→ Collected data:
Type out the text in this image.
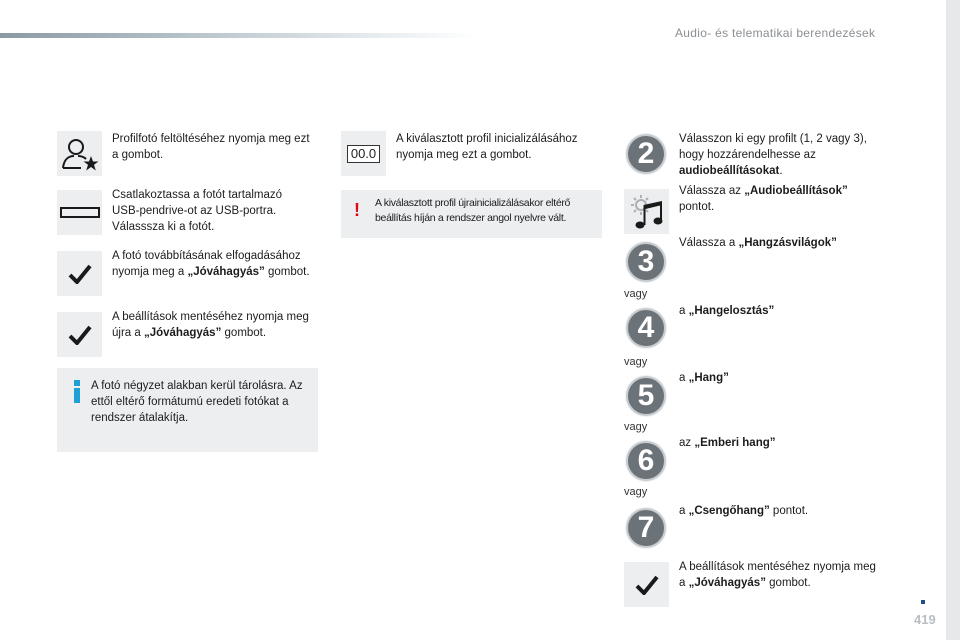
Audio- és telematikai berendezések
Profilfotó feltöltéséhez nyomja meg ezt a gombot.
Csatlakoztassa a fotót tartalmazó USB-pendrive-ot az USB-portra. Válasssza ki a fotót.
A fotó továbbításának elfogadásához nyomja meg a „Jóváhagyás” gombot.
A beállítások mentéséhez nyomja meg újra a „Jóváhagyás” gombot.
A fotó négyzet alakban kerül tárolásra. Az ettől eltérő formátumú eredeti fotókat a rendszer átalakítja.
00.0
A kiválasztott profil inicializálásához nyomja meg ezt a gombot.
! A kiválasztott profil újrainicializálásakor eltérő beállítás híján a rendszer angol nyelvre vált.
2	Válasszon ki egy profilt (1, 2 vagy 3), hogy hozzárendelhesse az audiobeállításokat.
Válassza az „Audiobeállítások” pontot.
3
Válassza a „Hangzásvilágok”
vagy
4	a „Hangelosztás”
vagy
5
a „Hang”
vagy
6
az „Emberi hang”
vagy
7	a „Csengőhang” pontot.
A beállítások mentéséhez nyomja meg a „Jóváhagyás” gombot.
419
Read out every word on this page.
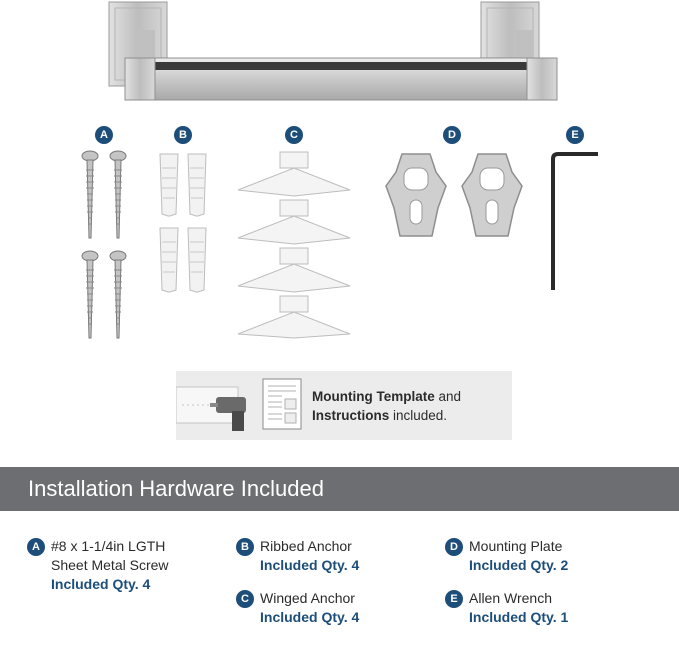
A	B	C	D	E
Mounting Template and
Instructions included.
Installation Hardware Included
A #8 x 1-1/4in LGTH
Sheet Metal Screw
Included Qty. 4
B Ribbed Anchor
Included Qty. 4
C Winged Anchor
Included Qty. 4
D Mounting Plate
Included Qty. 2
E Allen Wrench
Included Qty. 1
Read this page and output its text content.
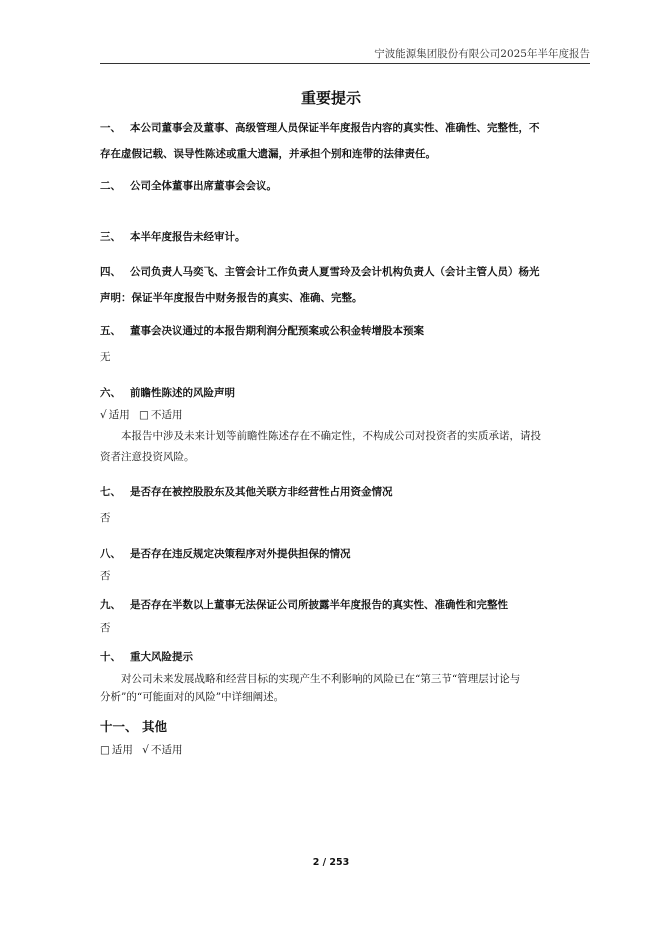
宁波能源集团股份有限公司2025年半年度报告
重要提示
一、 本公司董事会及董事、高级管理人员保证半年度报告内容的真实性、准确性、完整性，不
存在虚假记载、误导性陈述或重大遗漏，并承担个别和连带的法律责任。
二、 公司全体董事出席董事会会议。
三、 本半年度报告未经审计。
四、 公司负责人马奕飞、主管会计工作负责人夏雪玲及会计机构负责人（会计主管人员）杨光
声明：保证半年度报告中财务报告的真实、准确、完整。
五、 董事会决议通过的本报告期利润分配预案或公积金转增股本预案
无
六、 前瞻性陈述的风险声明
√ 适用 □ 不适用
本报告中涉及未来计划等前瞻性陈述存在不确定性，不构成公司对投资者的实质承诺，请投
资者注意投资风险。
七、 是否存在被控股股东及其他关联方非经营性占用资金情况
否
八、 是否存在违反规定决策程序对外提供担保的情况
否
九、 是否存在半数以上董事无法保证公司所披露半年度报告的真实性、准确性和完整性
否
十、 重大风险提示
对公司未来发展战略和经营目标的实现产生不利影响的风险已在“第三节“管理层讨论与
分析”的“可能面对的风险”中详细阐述。
十一、 其他
□ 适用 √ 不适用
2 / 253
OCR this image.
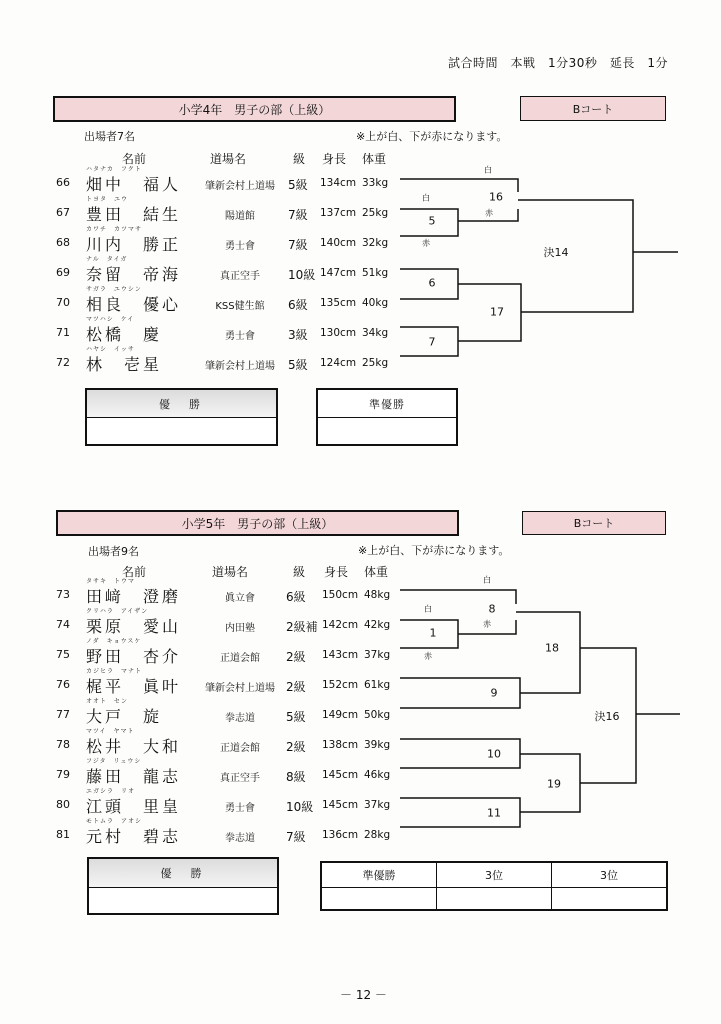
試合時間　本戦　1分30秒　延長　1分
小学4年　男子の部（上級）	Bコート
出場者7名	※上が白、下が赤になります。
名前	道場名	級 身長 体重
66
ハタナカ　フクト
畑中　福人 肇新会村上道場 5級 134cm 33kg
67
トヨタ　ユウ
豊田　結生	陽道館	7級 137cm 25kg
68
カワチ　カツマサ
川内　勝正	勇士會	7級 140cm 32kg
69
ナル　タイガ
奈留　帝海	真正空手 10級 147cm 51kg
70
サガラ　ユウシン
相良　優心	KSS健生館 6級 135cm 40kg
71
マツハシ　ケイ
松橋　慶	勇士會	3級 130cm 34kg
72
ハヤシ　イッサ
林　壱星	肇新会村上道場 5級 124cm 25kg
16
白
赤
5
白
赤
決14
6
17
7
優　勝	準優勝
小学5年　男子の部（上級）	Bコート
出場者9名	※上が白、下が赤になります。
名前	道場名	級 身長 体重
73
タサキ　トウマ
田﨑　澄磨	眞立會	6級 150cm 48kg
74
クリハラ　アイザン
栗原　愛山	内田塾	2級補 142cm 42kg
75
ノダ　キョウスケ
野田　杏介	正道会館 2級 143cm 37kg
76
カジヒラ　マナト
梶平　眞叶 肇新会村上道場 2級 152cm 61kg
77
オオト　セン
大戸　旋	拳志道	5級 149cm 50kg
78
マツイ　ヤマト
松井　大和	正道会館 2級 138cm 39kg
79
フジタ　リュウシ
藤田　龍志	真正空手 8級 145cm 46kg
80
エガシラ　リオ
江頭　里皇	勇士會	10級 145cm 37kg
81
モトムラ　アオシ
元村　碧志	拳志道	7級 136cm 28kg
8
白
赤
1
白
赤
18
9
決16
10
19
11
優　勝	準優勝	3位	3位
－ 12 －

→ Task to complete: Show each line of the listing that holds the string "text".

→ Exercise result:
Type out the text in this image.
Read this page and output its text content.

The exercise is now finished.